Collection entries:
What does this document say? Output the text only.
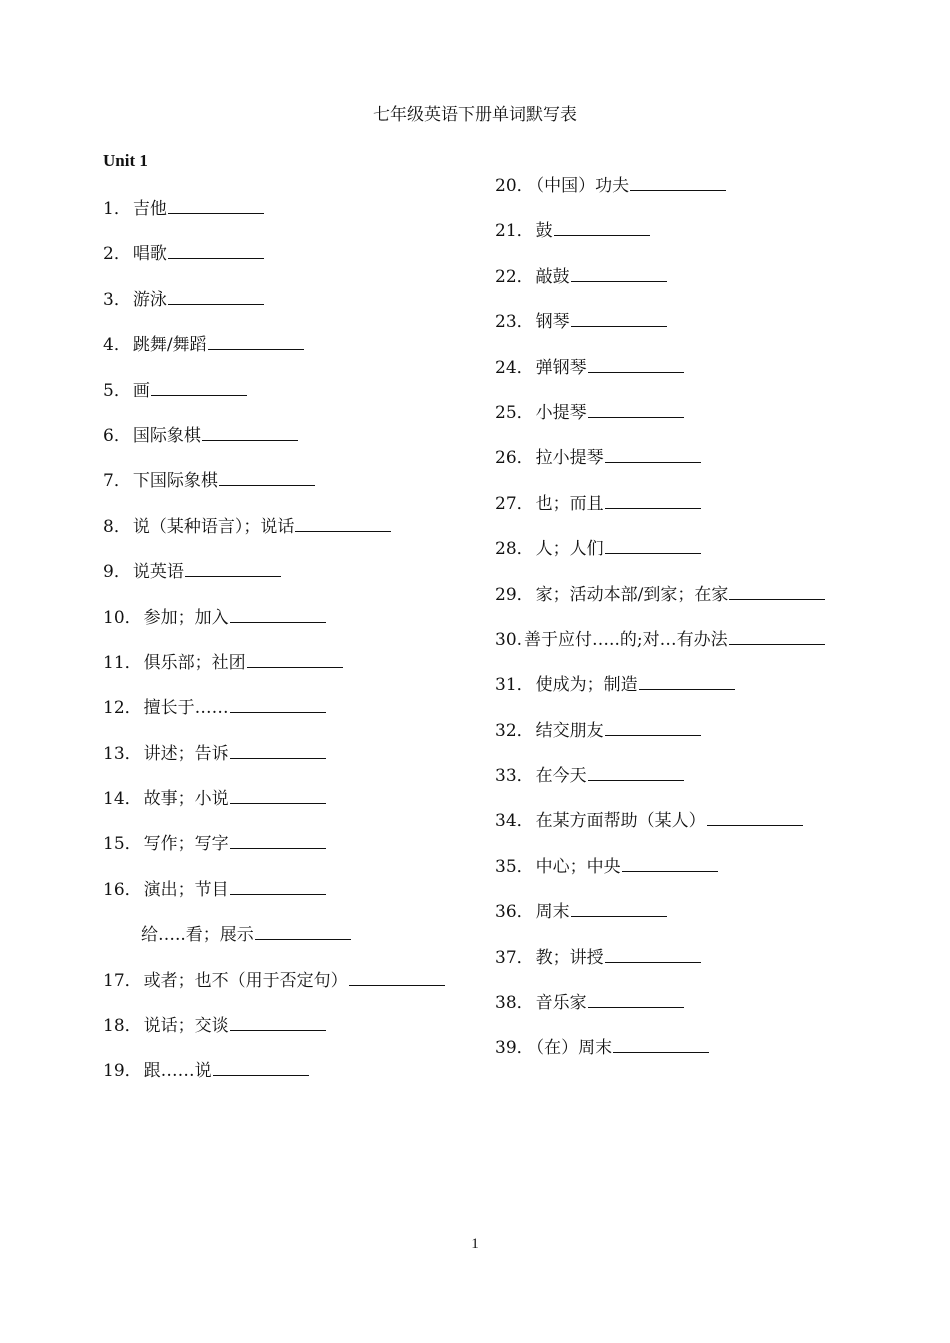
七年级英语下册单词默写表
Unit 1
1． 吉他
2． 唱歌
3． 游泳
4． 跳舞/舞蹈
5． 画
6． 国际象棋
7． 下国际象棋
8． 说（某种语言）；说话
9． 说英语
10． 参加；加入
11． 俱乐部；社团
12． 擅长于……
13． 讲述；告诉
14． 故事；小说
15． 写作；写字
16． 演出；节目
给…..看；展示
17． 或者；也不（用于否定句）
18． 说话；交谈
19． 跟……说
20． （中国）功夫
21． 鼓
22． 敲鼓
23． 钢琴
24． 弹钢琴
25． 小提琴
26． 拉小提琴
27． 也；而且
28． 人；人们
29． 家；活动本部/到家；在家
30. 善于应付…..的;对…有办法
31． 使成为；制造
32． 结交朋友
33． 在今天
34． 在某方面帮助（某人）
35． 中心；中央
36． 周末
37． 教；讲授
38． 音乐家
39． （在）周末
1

EXERCISE DESCRIPTION: Write out the records above exactly as they stand, leaving out every picture.

FINISHED TASK:
What does this document say? Output the text only.
七年级英语下册单词默写表
Unit 1
1． 吉他
2． 唱歌
3． 游泳
4． 跳舞/舞蹈
5． 画
6． 国际象棋
7． 下国际象棋
8． 说（某种语言）；说话
9． 说英语
10． 参加；加入
11． 俱乐部；社团
12． 擅长于……
13． 讲述；告诉
14． 故事；小说
15． 写作；写字
16． 演出；节目
给…..看；展示
17． 或者；也不（用于否定句）
18． 说话；交谈
19． 跟……说
20． （中国）功夫
21． 鼓
22． 敲鼓
23． 钢琴
24． 弹钢琴
25． 小提琴
26． 拉小提琴
27． 也；而且
28． 人；人们
29． 家；活动本部/到家；在家
30. 善于应付…..的;对…有办法
31． 使成为；制造
32． 结交朋友
33． 在今天
34． 在某方面帮助（某人）
35． 中心；中央
36． 周末
37． 教；讲授
38． 音乐家
39． （在）周末
1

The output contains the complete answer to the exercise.